▶ [Directions]: Skip every image and restate the data word for word.

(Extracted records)
-- BEGIN --
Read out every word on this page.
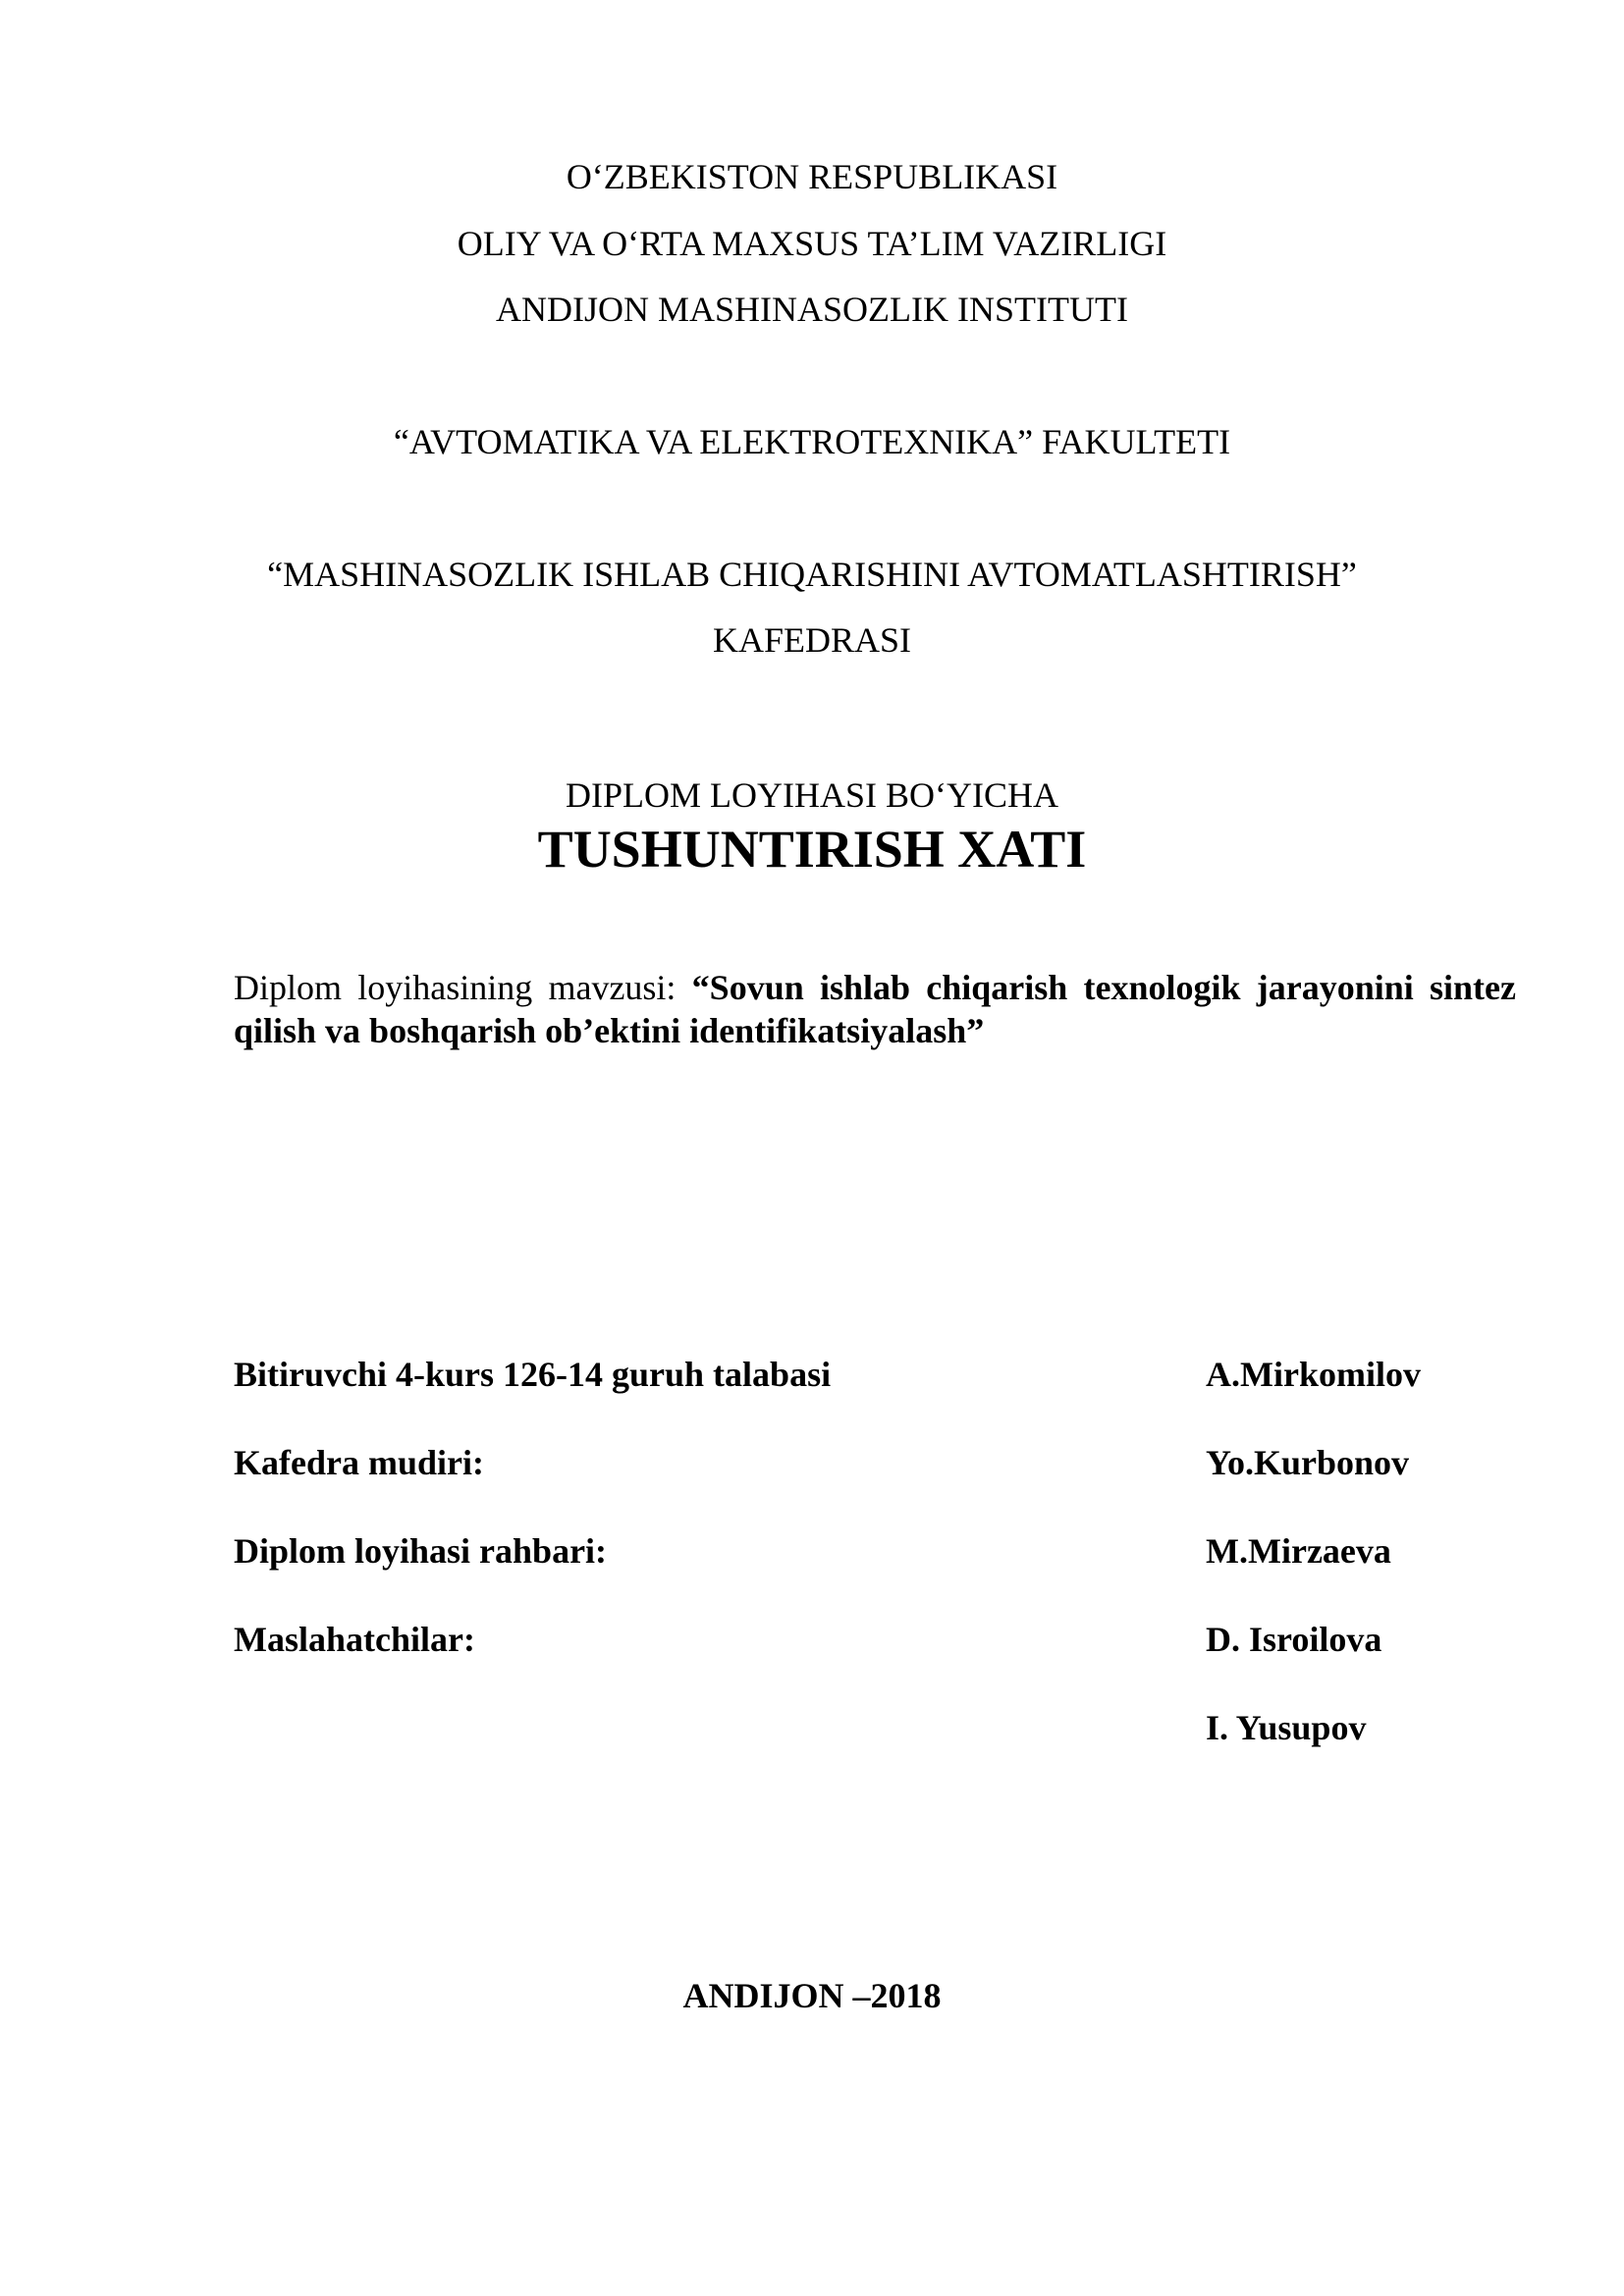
O‘ZBEKISTON RESPUBLIKASI
OLIY VA O‘RTA MAXSUS TA’LIM VAZIRLIGI
ANDIJON MASHINASOZLIK INSTITUTI
“AVTOMATIKA VA ELEKTROTEXNIKA” FAKULTETI
“MASHINASOZLIK ISHLAB CHIQARISHINI AVTOMATLASHTIRISH”
KAFEDRASI
DIPLOM LOYIHASI BO‘YICHA
TUSHUNTIRISH XATI
Diplom loyihasining mavzusi: “Sovun ishlab chiqarish texnologik jarayonini sintez qilish va boshqarish ob’ektini identifikatsiyalash”
Bitiruvchi 4-kurs 126-14 guruh talabasi	A.Mirkomilov
Kafedra mudiri:	Yo.Kurbonov
Diplom loyihasi rahbari:	M.Mirzaeva
Maslahatchilar:	D. Isroilova
I. Yusupov
ANDIJON –2018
-- END --
▶ [Correct response]:
Read out every word on this page.
O‘ZBEKISTON RESPUBLIKASI
OLIY VA O‘RTA MAXSUS TA’LIM VAZIRLIGI
ANDIJON MASHINASOZLIK INSTITUTI
“AVTOMATIKA VA ELEKTROTEXNIKA” FAKULTETI
“MASHINASOZLIK ISHLAB CHIQARISHINI AVTOMATLASHTIRISH”
KAFEDRASI
DIPLOM LOYIHASI BO‘YICHA
TUSHUNTIRISH XATI
Diplom loyihasining mavzusi: “Sovun ishlab chiqarish texnologik jarayonini sintez qilish va boshqarish ob’ektini identifikatsiyalash”
Bitiruvchi 4-kurs 126-14 guruh talabasi	A.Mirkomilov
Kafedra mudiri:	Yo.Kurbonov
Diplom loyihasi rahbari:	M.Mirzaeva
Maslahatchilar:	D. Isroilova
I. Yusupov
ANDIJON –2018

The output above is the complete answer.